--- Task data ---
>>

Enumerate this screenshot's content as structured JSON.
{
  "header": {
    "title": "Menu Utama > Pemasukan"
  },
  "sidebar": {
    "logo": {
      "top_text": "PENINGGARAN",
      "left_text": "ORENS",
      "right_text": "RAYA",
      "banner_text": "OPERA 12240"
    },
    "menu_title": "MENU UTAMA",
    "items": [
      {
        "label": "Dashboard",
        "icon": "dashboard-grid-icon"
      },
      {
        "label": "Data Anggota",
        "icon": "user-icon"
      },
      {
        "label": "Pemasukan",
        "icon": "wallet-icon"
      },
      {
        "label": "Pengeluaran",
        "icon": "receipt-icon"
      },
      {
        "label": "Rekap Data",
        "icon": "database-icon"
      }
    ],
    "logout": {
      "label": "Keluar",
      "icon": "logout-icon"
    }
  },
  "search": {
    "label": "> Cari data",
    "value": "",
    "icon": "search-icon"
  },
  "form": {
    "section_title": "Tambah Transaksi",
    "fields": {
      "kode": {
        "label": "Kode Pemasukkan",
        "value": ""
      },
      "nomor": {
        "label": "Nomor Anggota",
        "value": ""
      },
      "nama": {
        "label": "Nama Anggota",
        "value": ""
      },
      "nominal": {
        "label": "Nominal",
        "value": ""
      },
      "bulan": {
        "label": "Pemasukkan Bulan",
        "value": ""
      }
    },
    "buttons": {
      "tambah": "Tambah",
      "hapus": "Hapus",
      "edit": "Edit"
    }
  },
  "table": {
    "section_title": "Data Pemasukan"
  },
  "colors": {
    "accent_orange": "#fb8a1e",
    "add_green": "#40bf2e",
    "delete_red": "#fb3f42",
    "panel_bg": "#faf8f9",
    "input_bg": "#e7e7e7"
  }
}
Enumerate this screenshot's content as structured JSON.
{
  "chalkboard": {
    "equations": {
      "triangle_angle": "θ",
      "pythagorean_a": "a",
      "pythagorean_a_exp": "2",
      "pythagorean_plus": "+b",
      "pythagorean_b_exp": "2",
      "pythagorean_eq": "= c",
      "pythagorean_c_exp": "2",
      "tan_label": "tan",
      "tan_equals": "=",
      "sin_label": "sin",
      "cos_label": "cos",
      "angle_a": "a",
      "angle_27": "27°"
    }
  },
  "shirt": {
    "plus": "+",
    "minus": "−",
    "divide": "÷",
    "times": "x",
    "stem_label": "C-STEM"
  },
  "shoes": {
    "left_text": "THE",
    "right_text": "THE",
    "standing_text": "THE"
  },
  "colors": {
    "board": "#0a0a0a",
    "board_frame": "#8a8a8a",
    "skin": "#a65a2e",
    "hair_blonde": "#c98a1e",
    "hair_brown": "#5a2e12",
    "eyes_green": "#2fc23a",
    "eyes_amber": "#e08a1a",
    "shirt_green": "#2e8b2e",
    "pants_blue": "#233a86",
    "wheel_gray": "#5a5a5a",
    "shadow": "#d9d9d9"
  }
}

<<

--- Aim ---
Please repeat the listing exactly, with nothing left out.

--- Correct result ---
Enumerate this screenshot's content as structured JSON.
{
  "header": {
    "title": "Menu Utama > Pemasukan"
  },
  "sidebar": {
    "logo": {
      "top_text": "PENINGGARAN",
      "left_text": "ORENS",
      "right_text": "RAYA",
      "banner_text": "OPERA 12240"
    },
    "menu_title": "MENU UTAMA",
    "items": [
      {
        "label": "Dashboard",
        "icon": "dashboard-grid-icon"
      },
      {
        "label": "Data Anggota",
        "icon": "user-icon"
      },
      {
        "label": "Pemasukan",
        "icon": "wallet-icon"
      },
      {
        "label": "Pengeluaran",
        "icon": "receipt-icon"
      },
      {
        "label": "Rekap Data",
        "icon": "database-icon"
      }
    ],
    "logout": {
      "label": "Keluar",
      "icon": "logout-icon"
    }
  },
  "search": {
    "label": "> Cari data",
    "value": "",
    "icon": "search-icon"
  },
  "form": {
    "section_title": "Tambah Transaksi",
    "fields": {
      "kode": {
        "label": "Kode Pemasukkan",
        "value": ""
      },
      "nomor": {
        "label": "Nomor Anggota",
        "value": ""
      },
      "nama": {
        "label": "Nama Anggota",
        "value": ""
      },
      "nominal": {
        "label": "Nominal",
        "value": ""
      },
      "bulan": {
        "label": "Pemasukkan Bulan",
        "value": ""
      }
    },
    "buttons": {
      "tambah": "Tambah",
      "hapus": "Hapus",
      "edit": "Edit"
    }
  },
  "table": {
    "section_title": "Data Pemasukan"
  },
  "colors": {
    "accent_orange": "#fb8a1e",
    "add_green": "#40bf2e",
    "delete_red": "#fb3f42",
    "panel_bg": "#faf8f9",
    "input_bg": "#e7e7e7"
  }
}
Enumerate this screenshot's content as structured JSON.
{
  "chalkboard": {
    "equations": {
      "triangle_angle": "θ",
      "pythagorean_a": "a",
      "pythagorean_a_exp": "2",
      "pythagorean_plus": "+b",
      "pythagorean_b_exp": "2",
      "pythagorean_eq": "= c",
      "pythagorean_c_exp": "2",
      "tan_label": "tan",
      "tan_equals": "=",
      "sin_label": "sin",
      "cos_label": "cos",
      "angle_a": "a",
      "angle_27": "27°"
    }
  },
  "shirt": {
    "plus": "+",
    "minus": "−",
    "divide": "÷",
    "times": "x",
    "stem_label": "C-STEM"
  },
  "shoes": {
    "left_text": "THE",
    "right_text": "THE",
    "standing_text": "THE"
  },
  "colors": {
    "board": "#0a0a0a",
    "board_frame": "#8a8a8a",
    "skin": "#a65a2e",
    "hair_blonde": "#c98a1e",
    "hair_brown": "#5a2e12",
    "eyes_green": "#2fc23a",
    "eyes_amber": "#e08a1a",
    "shirt_green": "#2e8b2e",
    "pants_blue": "#233a86",
    "wheel_gray": "#5a5a5a",
    "shadow": "#d9d9d9"
  }
}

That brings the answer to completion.